Your task - Print the entries below word for word; the pictures stay out of your copy.

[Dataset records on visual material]

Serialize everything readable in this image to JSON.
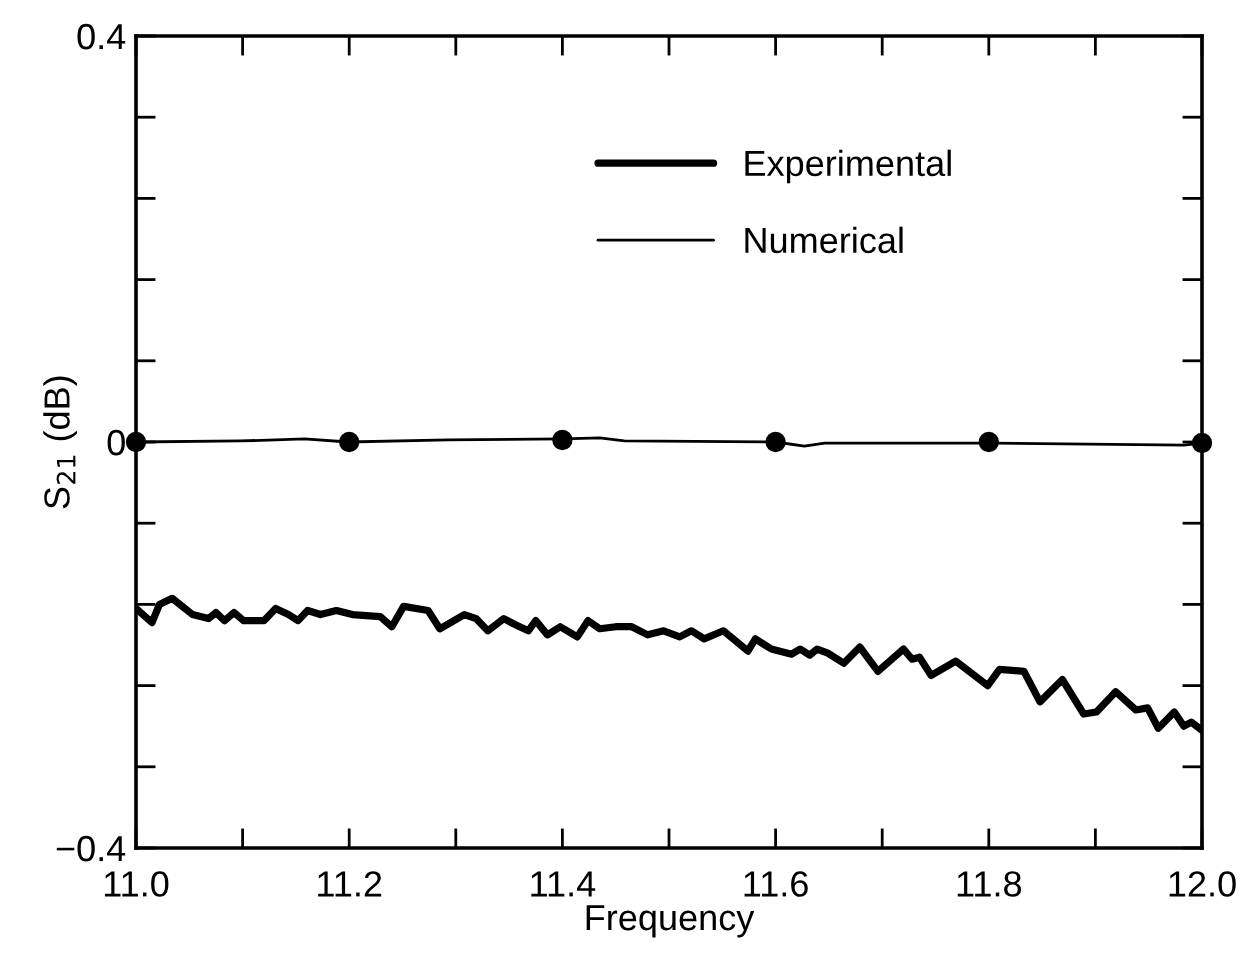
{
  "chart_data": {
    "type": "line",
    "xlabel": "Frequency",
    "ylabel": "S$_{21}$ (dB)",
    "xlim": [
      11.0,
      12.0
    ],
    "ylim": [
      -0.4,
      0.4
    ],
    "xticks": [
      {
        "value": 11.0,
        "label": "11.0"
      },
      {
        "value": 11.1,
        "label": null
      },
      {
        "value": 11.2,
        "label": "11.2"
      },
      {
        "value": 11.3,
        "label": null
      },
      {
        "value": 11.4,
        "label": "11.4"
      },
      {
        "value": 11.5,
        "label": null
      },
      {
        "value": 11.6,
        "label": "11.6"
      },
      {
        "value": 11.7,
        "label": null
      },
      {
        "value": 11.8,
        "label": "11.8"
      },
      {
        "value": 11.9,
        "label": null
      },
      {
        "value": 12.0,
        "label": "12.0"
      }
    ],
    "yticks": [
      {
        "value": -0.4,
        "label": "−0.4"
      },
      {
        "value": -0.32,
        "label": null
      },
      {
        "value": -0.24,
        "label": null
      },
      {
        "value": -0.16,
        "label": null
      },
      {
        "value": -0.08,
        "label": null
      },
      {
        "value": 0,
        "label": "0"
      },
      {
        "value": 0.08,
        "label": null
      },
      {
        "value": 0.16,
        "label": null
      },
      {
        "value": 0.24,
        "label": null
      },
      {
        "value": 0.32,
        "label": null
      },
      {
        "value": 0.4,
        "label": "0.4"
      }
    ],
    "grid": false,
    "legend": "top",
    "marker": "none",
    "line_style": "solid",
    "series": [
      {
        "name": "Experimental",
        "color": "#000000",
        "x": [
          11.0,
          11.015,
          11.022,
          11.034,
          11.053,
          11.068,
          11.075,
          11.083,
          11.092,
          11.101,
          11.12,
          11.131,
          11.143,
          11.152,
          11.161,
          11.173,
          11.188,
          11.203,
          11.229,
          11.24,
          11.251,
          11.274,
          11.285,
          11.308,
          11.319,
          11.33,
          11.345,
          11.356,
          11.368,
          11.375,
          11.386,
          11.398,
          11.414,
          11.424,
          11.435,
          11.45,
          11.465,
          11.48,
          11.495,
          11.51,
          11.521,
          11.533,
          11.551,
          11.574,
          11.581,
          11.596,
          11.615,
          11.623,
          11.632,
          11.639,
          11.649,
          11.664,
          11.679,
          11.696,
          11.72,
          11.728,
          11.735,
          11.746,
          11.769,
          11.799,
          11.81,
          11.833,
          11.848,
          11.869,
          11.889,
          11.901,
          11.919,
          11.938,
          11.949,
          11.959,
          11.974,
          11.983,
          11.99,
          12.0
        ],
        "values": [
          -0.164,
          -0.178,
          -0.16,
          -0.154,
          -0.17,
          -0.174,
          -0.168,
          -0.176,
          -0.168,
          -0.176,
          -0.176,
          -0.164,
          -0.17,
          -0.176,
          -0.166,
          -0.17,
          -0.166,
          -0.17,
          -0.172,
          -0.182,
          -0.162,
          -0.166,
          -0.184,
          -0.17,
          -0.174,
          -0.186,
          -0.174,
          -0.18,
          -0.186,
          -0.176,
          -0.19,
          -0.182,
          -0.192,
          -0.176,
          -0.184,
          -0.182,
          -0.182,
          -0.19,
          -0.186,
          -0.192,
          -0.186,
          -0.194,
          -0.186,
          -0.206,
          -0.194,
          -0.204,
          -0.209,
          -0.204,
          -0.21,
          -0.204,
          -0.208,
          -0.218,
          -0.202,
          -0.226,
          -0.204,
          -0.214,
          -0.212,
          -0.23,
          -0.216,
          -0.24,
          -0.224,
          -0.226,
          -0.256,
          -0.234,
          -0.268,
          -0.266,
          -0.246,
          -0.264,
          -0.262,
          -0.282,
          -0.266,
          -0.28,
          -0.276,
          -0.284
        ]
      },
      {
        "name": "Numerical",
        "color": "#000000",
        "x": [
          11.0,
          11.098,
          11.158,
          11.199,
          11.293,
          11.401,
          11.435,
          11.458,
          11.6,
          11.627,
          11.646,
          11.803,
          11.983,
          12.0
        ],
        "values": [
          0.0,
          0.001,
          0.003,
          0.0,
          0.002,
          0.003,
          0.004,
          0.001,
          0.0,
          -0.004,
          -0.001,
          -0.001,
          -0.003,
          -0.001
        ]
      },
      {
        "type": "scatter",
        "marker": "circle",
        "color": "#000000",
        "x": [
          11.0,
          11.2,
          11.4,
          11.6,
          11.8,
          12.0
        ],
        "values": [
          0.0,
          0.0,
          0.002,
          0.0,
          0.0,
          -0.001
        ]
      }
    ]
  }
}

Exercise output -
Serialize everything readable in this image to JSON.
{
  "chart_data": {
    "type": "line",
    "xlabel": "Frequency",
    "ylabel": "S$_{21}$ (dB)",
    "xlim": [
      11.0,
      12.0
    ],
    "ylim": [
      -0.4,
      0.4
    ],
    "xticks": [
      {
        "value": 11.0,
        "label": "11.0"
      },
      {
        "value": 11.1,
        "label": null
      },
      {
        "value": 11.2,
        "label": "11.2"
      },
      {
        "value": 11.3,
        "label": null
      },
      {
        "value": 11.4,
        "label": "11.4"
      },
      {
        "value": 11.5,
        "label": null
      },
      {
        "value": 11.6,
        "label": "11.6"
      },
      {
        "value": 11.7,
        "label": null
      },
      {
        "value": 11.8,
        "label": "11.8"
      },
      {
        "value": 11.9,
        "label": null
      },
      {
        "value": 12.0,
        "label": "12.0"
      }
    ],
    "yticks": [
      {
        "value": -0.4,
        "label": "−0.4"
      },
      {
        "value": -0.32,
        "label": null
      },
      {
        "value": -0.24,
        "label": null
      },
      {
        "value": -0.16,
        "label": null
      },
      {
        "value": -0.08,
        "label": null
      },
      {
        "value": 0,
        "label": "0"
      },
      {
        "value": 0.08,
        "label": null
      },
      {
        "value": 0.16,
        "label": null
      },
      {
        "value": 0.24,
        "label": null
      },
      {
        "value": 0.32,
        "label": null
      },
      {
        "value": 0.4,
        "label": "0.4"
      }
    ],
    "grid": false,
    "legend": "top",
    "marker": "none",
    "line_style": "solid",
    "series": [
      {
        "name": "Experimental",
        "color": "#000000",
        "x": [
          11.0,
          11.015,
          11.022,
          11.034,
          11.053,
          11.068,
          11.075,
          11.083,
          11.092,
          11.101,
          11.12,
          11.131,
          11.143,
          11.152,
          11.161,
          11.173,
          11.188,
          11.203,
          11.229,
          11.24,
          11.251,
          11.274,
          11.285,
          11.308,
          11.319,
          11.33,
          11.345,
          11.356,
          11.368,
          11.375,
          11.386,
          11.398,
          11.414,
          11.424,
          11.435,
          11.45,
          11.465,
          11.48,
          11.495,
          11.51,
          11.521,
          11.533,
          11.551,
          11.574,
          11.581,
          11.596,
          11.615,
          11.623,
          11.632,
          11.639,
          11.649,
          11.664,
          11.679,
          11.696,
          11.72,
          11.728,
          11.735,
          11.746,
          11.769,
          11.799,
          11.81,
          11.833,
          11.848,
          11.869,
          11.889,
          11.901,
          11.919,
          11.938,
          11.949,
          11.959,
          11.974,
          11.983,
          11.99,
          12.0
        ],
        "values": [
          -0.164,
          -0.178,
          -0.16,
          -0.154,
          -0.17,
          -0.174,
          -0.168,
          -0.176,
          -0.168,
          -0.176,
          -0.176,
          -0.164,
          -0.17,
          -0.176,
          -0.166,
          -0.17,
          -0.166,
          -0.17,
          -0.172,
          -0.182,
          -0.162,
          -0.166,
          -0.184,
          -0.17,
          -0.174,
          -0.186,
          -0.174,
          -0.18,
          -0.186,
          -0.176,
          -0.19,
          -0.182,
          -0.192,
          -0.176,
          -0.184,
          -0.182,
          -0.182,
          -0.19,
          -0.186,
          -0.192,
          -0.186,
          -0.194,
          -0.186,
          -0.206,
          -0.194,
          -0.204,
          -0.209,
          -0.204,
          -0.21,
          -0.204,
          -0.208,
          -0.218,
          -0.202,
          -0.226,
          -0.204,
          -0.214,
          -0.212,
          -0.23,
          -0.216,
          -0.24,
          -0.224,
          -0.226,
          -0.256,
          -0.234,
          -0.268,
          -0.266,
          -0.246,
          -0.264,
          -0.262,
          -0.282,
          -0.266,
          -0.28,
          -0.276,
          -0.284
        ]
      },
      {
        "name": "Numerical",
        "color": "#000000",
        "x": [
          11.0,
          11.098,
          11.158,
          11.199,
          11.293,
          11.401,
          11.435,
          11.458,
          11.6,
          11.627,
          11.646,
          11.803,
          11.983,
          12.0
        ],
        "values": [
          0.0,
          0.001,
          0.003,
          0.0,
          0.002,
          0.003,
          0.004,
          0.001,
          0.0,
          -0.004,
          -0.001,
          -0.001,
          -0.003,
          -0.001
        ]
      },
      {
        "type": "scatter",
        "marker": "circle",
        "color": "#000000",
        "x": [
          11.0,
          11.2,
          11.4,
          11.6,
          11.8,
          12.0
        ],
        "values": [
          0.0,
          0.0,
          0.002,
          0.0,
          0.0,
          -0.001
        ]
      }
    ]
  }
}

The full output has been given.